## READING TEXT:
- - - - -
These are the key concepts you need to understand to accurately answer the question.

Coulomb's law
Coulomb's law is central to understanding electrostatic interactions between particles. It describes the force between two charged objects. The law states that the force \( F \) between two charges \( q_1 \) and \( q_2 \) is directly proportional to the product of the magnitudes of these charges and inversely proportional to the square of the distance \( r \) between them. The formula is:\[F = \frac{k \cdot |q_1 \cdot q_2|}{r^2} \]where \( k \) is Coulomb’s constant (approximately \( 8.99 \times 10^9 \, \text{N m}^2/\text{C}^2 \)). This constant ensures that the units work out correctly and reflects how force weakens over distance.
A key insight from Coulomb’s law is that the forces are attractive if the charges are of opposite sign and repulsive if they are of the same sign. In the problem, we have two charges, one positive and one negative, creating an attractive force pulling them together. Coulomb's law helps determine the potential energy stored due to this force, crucial for further kinetic analyses.
- - - - -
(Source records)
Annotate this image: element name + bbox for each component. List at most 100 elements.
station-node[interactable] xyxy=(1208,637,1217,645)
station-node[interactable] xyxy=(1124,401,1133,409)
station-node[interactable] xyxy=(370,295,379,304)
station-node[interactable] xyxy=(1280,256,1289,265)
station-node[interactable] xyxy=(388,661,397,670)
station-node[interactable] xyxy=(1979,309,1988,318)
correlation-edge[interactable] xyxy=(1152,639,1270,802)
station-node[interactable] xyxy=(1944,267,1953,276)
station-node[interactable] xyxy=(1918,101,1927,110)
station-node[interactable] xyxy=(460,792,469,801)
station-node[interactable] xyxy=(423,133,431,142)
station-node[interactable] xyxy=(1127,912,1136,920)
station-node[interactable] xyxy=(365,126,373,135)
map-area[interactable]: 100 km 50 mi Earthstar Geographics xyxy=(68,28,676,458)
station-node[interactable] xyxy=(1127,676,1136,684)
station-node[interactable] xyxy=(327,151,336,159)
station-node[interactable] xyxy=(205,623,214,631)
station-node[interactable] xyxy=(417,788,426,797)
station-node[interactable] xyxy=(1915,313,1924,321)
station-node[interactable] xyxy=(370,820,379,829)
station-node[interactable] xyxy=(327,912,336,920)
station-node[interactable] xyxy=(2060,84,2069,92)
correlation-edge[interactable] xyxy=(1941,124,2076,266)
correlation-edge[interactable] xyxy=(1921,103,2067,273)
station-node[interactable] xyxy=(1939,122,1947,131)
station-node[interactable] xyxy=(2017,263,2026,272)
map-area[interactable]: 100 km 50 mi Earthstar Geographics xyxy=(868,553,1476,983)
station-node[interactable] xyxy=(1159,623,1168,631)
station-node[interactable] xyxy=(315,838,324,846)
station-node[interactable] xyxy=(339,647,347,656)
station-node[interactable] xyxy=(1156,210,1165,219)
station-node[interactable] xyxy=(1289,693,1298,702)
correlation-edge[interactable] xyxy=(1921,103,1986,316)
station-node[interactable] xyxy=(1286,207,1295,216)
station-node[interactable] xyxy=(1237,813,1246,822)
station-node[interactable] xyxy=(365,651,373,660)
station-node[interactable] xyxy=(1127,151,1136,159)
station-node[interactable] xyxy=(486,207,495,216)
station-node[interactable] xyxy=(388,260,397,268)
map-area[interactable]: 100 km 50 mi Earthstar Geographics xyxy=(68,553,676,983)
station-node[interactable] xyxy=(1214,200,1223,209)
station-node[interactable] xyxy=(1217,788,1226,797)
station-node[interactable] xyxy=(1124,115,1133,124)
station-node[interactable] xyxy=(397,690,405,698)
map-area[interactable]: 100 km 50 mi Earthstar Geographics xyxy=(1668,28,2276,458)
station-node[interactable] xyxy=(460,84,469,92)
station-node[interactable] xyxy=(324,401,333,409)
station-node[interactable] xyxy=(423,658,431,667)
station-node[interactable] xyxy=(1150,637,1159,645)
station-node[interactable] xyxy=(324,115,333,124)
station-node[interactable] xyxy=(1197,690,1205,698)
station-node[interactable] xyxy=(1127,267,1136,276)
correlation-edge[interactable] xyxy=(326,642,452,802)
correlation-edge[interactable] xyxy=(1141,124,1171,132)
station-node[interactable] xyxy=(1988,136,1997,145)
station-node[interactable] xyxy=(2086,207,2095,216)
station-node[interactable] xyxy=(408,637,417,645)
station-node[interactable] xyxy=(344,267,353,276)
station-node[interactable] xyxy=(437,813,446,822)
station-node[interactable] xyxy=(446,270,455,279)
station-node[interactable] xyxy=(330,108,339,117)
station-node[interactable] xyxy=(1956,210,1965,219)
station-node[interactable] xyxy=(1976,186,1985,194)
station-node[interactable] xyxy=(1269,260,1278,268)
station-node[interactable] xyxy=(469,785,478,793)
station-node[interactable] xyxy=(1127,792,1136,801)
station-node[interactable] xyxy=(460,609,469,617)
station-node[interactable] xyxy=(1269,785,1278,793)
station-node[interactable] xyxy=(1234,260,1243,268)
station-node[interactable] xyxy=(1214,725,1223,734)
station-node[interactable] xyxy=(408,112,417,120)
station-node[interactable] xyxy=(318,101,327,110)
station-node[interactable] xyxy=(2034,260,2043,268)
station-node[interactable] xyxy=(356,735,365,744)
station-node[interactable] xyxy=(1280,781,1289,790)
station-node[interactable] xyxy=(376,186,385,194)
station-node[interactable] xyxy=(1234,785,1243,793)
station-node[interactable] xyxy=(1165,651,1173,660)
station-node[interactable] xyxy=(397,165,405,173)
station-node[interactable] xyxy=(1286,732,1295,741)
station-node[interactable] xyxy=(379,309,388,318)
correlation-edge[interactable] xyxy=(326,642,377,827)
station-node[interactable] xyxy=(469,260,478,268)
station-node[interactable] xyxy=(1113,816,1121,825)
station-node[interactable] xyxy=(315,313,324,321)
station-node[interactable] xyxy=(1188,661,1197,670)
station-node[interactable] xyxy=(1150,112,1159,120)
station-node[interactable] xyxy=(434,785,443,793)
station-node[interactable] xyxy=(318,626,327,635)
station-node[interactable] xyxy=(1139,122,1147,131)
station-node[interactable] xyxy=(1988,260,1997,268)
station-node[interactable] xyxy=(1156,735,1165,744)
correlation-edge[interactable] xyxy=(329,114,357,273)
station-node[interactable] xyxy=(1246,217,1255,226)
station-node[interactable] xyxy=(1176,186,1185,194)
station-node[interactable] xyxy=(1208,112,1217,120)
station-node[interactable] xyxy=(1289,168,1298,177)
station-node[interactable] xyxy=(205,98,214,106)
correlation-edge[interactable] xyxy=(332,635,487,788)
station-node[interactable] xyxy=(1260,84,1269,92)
- - - - -
## EXERCISE TASKS:
[A] According to the passage on Coulomb's law, when is the force between two charges attractive?
[B] Copy the rows from their first line through the line containing "station-node[interactable] xyxy=(205,623,214,631)", including both of those lines.

## RESULTS FOR THE EXERCISE:
[A] When the charges are of opposite sign.

[B]
Annotate this image: element name + bbox for each component. List at most 100 elements.
station-node[interactable] xyxy=(1208,637,1217,645)
station-node[interactable] xyxy=(1124,401,1133,409)
station-node[interactable] xyxy=(370,295,379,304)
station-node[interactable] xyxy=(1280,256,1289,265)
station-node[interactable] xyxy=(388,661,397,670)
station-node[interactable] xyxy=(1979,309,1988,318)
correlation-edge[interactable] xyxy=(1152,639,1270,802)
station-node[interactable] xyxy=(1944,267,1953,276)
station-node[interactable] xyxy=(1918,101,1927,110)
station-node[interactable] xyxy=(460,792,469,801)
station-node[interactable] xyxy=(423,133,431,142)
station-node[interactable] xyxy=(1127,912,1136,920)
station-node[interactable] xyxy=(365,126,373,135)
map-area[interactable]: 100 km 50 mi Earthstar Geographics xyxy=(68,28,676,458)
station-node[interactable] xyxy=(1127,676,1136,684)
station-node[interactable] xyxy=(327,151,336,159)
station-node[interactable] xyxy=(205,623,214,631)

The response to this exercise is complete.